**What is asked**
Copy each line below that contains "اليسار".

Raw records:
==*==

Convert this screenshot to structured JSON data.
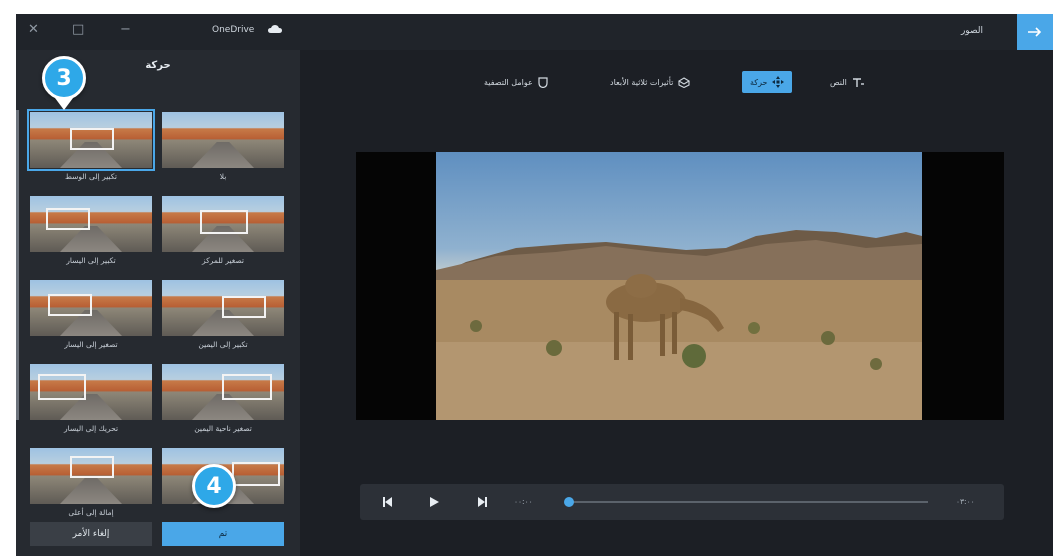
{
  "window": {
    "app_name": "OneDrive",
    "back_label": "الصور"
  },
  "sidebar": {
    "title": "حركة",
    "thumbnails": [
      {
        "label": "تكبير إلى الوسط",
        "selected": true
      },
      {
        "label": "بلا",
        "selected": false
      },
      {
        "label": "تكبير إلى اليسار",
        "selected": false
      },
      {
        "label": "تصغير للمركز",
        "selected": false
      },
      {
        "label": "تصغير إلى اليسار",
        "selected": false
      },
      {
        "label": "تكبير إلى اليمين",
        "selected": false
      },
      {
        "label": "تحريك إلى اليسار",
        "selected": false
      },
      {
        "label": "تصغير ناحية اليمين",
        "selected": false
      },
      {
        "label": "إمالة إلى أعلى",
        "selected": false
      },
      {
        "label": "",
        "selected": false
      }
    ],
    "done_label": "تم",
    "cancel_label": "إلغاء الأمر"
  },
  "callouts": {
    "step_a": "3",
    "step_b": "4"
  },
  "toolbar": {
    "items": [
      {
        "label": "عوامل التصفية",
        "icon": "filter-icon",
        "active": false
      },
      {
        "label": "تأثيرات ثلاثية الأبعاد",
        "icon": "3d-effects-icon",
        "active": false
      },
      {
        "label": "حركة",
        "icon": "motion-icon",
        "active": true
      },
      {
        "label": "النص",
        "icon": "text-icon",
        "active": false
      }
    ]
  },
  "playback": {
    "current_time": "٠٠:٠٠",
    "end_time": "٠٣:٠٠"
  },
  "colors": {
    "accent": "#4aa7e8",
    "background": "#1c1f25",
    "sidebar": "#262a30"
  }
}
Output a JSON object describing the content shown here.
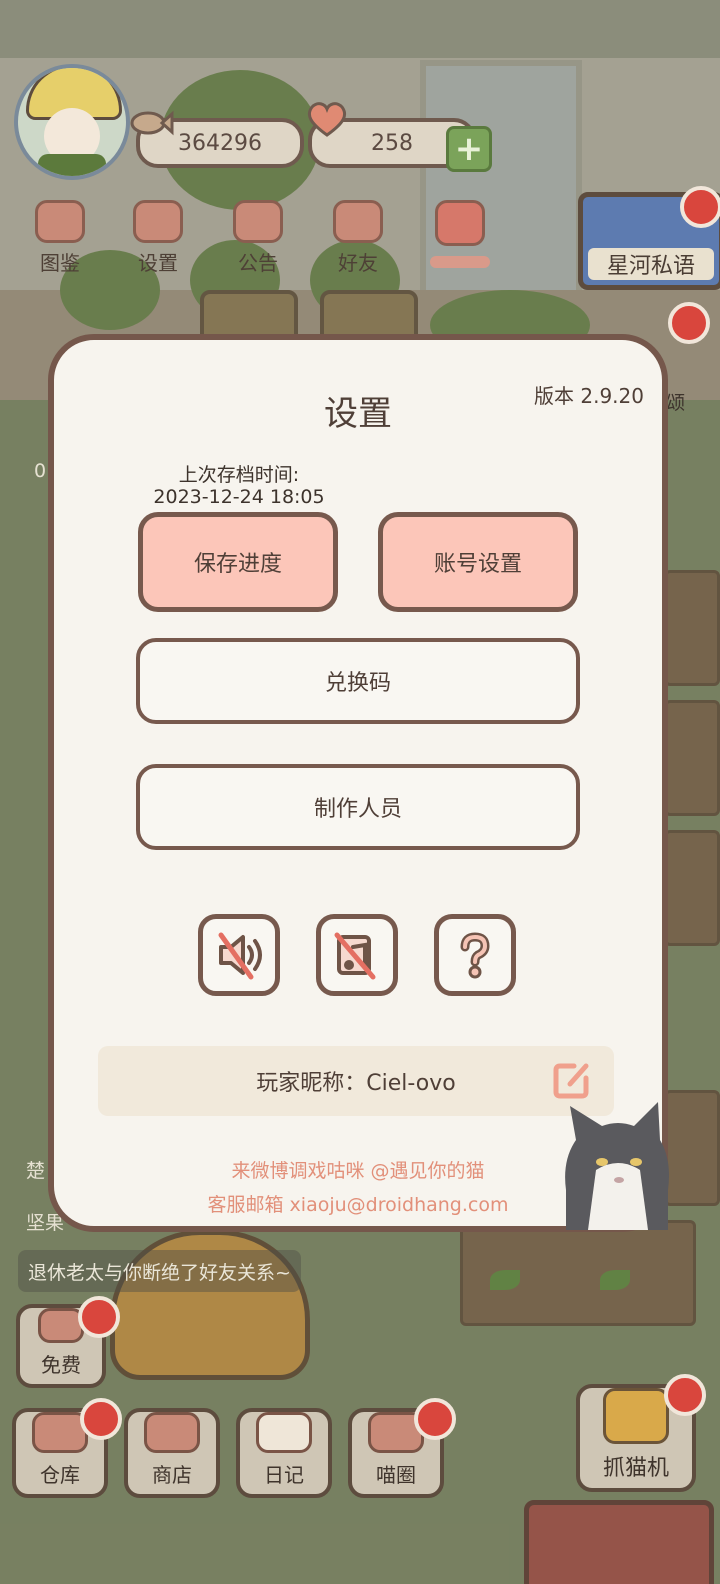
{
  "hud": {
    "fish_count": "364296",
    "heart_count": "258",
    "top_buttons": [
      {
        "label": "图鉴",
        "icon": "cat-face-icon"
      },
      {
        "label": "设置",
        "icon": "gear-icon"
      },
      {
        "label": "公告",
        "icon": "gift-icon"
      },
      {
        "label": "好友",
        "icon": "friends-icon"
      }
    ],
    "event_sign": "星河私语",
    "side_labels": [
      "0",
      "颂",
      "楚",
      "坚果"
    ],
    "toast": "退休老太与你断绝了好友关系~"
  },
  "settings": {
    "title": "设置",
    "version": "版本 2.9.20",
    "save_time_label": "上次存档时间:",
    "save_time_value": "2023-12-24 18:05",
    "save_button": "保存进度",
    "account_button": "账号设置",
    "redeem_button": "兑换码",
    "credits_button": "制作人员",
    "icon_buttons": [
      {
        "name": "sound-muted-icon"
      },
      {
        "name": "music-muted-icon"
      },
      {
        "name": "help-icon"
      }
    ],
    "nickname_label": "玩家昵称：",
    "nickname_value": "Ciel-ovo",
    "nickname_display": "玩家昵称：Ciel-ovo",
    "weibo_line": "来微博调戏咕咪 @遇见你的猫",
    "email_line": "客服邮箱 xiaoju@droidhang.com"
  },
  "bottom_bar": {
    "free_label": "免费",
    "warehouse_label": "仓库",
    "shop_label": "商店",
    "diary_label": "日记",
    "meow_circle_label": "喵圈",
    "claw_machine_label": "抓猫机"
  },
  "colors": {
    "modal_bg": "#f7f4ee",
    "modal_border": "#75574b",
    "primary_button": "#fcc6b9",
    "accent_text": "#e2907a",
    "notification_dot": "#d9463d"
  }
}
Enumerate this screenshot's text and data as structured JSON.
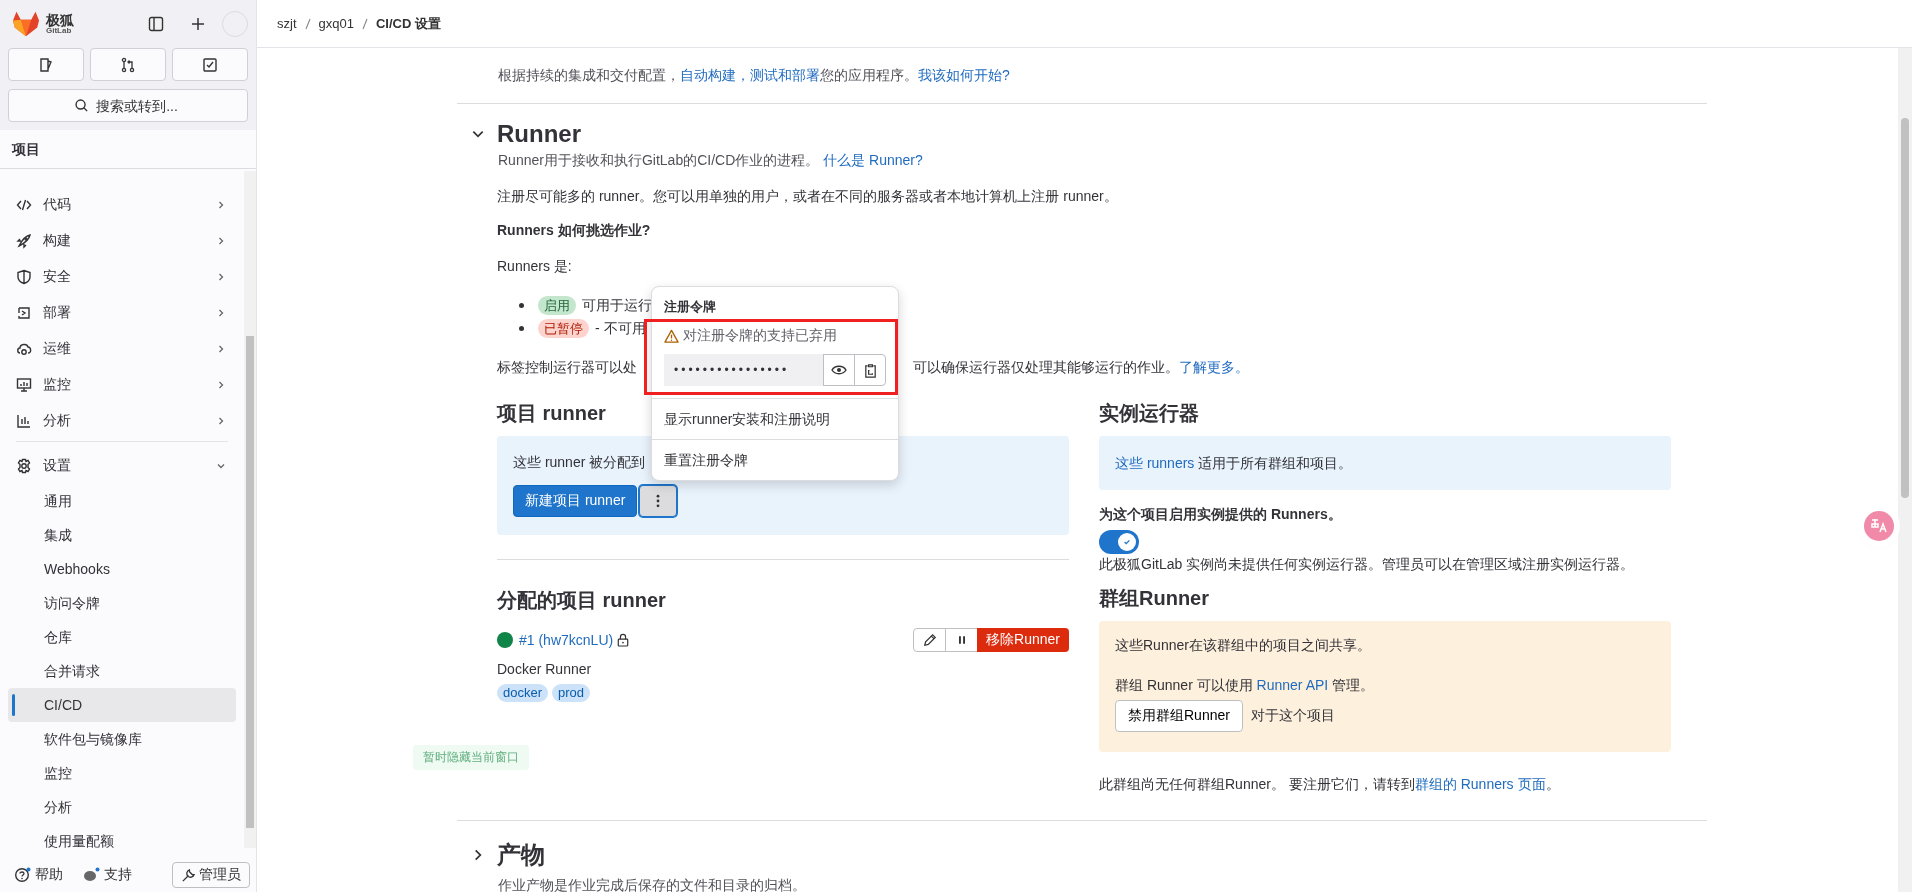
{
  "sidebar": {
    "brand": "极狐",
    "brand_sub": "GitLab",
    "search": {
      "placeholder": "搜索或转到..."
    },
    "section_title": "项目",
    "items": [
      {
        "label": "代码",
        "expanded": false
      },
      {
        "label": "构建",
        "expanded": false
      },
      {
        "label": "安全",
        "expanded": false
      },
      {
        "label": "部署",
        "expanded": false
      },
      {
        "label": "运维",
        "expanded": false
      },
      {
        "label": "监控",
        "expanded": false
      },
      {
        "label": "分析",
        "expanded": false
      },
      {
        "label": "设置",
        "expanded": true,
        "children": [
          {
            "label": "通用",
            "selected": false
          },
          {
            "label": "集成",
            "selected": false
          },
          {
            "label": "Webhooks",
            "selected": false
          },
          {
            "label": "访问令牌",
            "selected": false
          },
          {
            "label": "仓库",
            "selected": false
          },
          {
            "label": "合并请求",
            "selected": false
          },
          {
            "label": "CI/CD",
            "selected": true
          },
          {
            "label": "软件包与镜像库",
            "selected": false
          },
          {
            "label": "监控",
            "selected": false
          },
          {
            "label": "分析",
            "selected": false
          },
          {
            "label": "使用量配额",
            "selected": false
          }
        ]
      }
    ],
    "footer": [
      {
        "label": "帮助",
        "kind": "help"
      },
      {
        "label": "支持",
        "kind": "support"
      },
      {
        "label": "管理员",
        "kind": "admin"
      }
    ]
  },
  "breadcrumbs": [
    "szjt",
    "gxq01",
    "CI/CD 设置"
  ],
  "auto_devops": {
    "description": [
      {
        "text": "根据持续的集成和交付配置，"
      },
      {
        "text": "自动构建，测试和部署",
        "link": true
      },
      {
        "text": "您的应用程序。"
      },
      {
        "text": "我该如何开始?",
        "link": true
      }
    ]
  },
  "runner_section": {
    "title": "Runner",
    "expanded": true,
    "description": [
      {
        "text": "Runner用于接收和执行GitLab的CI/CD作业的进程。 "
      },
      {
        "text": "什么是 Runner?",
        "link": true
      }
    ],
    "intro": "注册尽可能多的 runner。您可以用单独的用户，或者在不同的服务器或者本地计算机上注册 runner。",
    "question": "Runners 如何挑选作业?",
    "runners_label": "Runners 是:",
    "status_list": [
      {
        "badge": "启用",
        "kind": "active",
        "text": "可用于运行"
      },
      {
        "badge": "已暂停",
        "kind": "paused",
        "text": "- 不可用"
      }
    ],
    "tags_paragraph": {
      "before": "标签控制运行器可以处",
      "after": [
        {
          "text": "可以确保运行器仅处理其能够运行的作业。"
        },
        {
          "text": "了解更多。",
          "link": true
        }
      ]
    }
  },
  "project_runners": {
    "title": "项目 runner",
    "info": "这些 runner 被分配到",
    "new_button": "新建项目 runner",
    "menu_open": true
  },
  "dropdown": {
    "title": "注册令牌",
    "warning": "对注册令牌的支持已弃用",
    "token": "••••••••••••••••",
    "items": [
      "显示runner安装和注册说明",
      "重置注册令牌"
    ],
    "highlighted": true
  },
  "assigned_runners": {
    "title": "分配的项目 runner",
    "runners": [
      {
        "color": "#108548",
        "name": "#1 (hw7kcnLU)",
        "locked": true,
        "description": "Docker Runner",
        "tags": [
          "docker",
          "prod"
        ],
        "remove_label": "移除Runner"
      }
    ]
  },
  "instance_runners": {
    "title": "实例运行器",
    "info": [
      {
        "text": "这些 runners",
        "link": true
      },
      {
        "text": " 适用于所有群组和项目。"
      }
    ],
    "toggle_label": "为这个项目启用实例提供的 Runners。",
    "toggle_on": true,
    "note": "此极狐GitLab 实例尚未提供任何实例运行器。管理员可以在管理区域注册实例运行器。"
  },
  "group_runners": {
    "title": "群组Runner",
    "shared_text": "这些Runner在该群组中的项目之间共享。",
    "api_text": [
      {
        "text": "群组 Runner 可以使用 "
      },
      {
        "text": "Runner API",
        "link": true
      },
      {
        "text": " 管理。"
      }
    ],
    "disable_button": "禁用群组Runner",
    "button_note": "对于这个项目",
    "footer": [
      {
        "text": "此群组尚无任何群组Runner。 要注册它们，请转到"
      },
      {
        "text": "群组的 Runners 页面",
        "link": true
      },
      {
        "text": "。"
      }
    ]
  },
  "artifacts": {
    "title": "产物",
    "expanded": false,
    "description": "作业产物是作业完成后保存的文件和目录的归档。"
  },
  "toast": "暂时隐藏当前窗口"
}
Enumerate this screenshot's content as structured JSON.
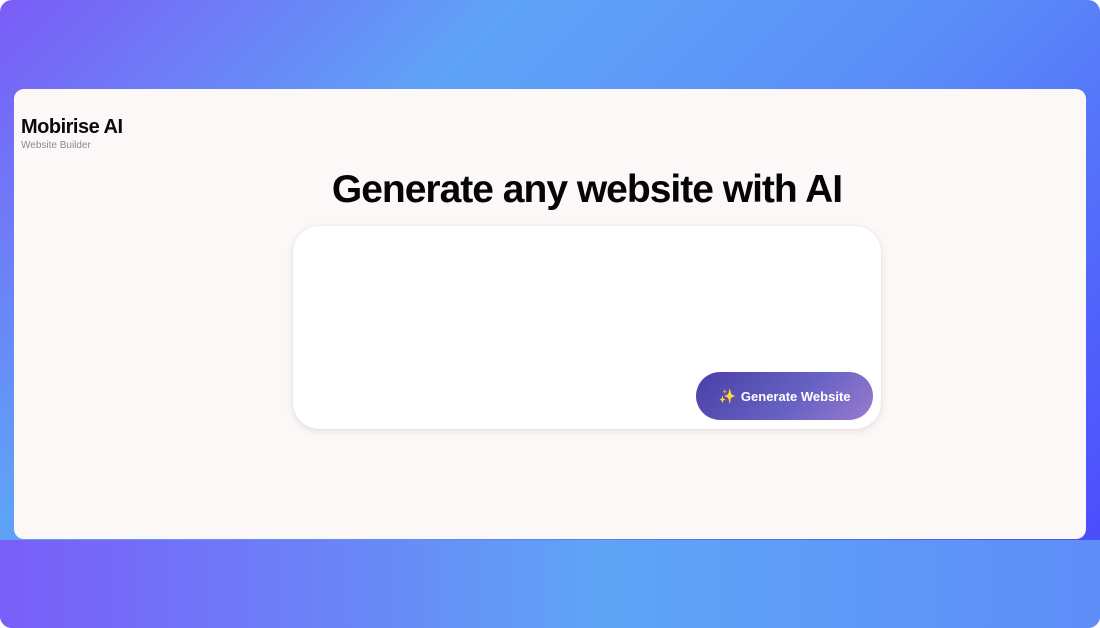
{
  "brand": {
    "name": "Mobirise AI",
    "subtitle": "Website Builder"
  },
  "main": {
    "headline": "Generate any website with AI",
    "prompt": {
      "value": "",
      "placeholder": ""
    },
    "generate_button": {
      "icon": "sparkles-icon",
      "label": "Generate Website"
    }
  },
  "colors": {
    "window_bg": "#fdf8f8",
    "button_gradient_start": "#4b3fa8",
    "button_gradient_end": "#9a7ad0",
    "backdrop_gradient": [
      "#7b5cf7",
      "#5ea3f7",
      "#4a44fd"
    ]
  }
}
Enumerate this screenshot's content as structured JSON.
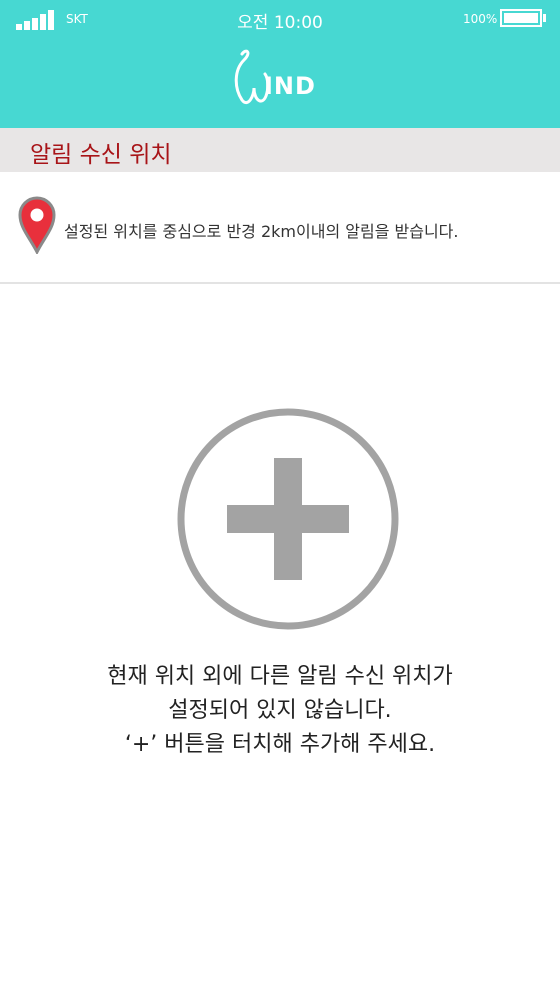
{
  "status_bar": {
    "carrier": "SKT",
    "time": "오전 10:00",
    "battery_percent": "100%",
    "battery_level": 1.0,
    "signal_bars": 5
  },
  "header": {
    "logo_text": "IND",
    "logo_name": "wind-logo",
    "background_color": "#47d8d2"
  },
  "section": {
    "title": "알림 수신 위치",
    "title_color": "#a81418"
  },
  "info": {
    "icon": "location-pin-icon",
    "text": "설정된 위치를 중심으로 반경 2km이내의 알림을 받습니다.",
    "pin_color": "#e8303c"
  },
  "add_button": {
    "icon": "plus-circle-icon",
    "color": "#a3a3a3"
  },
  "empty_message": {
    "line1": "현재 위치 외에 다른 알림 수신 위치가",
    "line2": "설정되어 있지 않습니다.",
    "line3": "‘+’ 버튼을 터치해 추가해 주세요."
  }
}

==*==

**Written response**
        "label": "تكبير إلى اليسار",
        "label": "تصغير إلى اليسار",
        "label": "تحريك إلى اليسار",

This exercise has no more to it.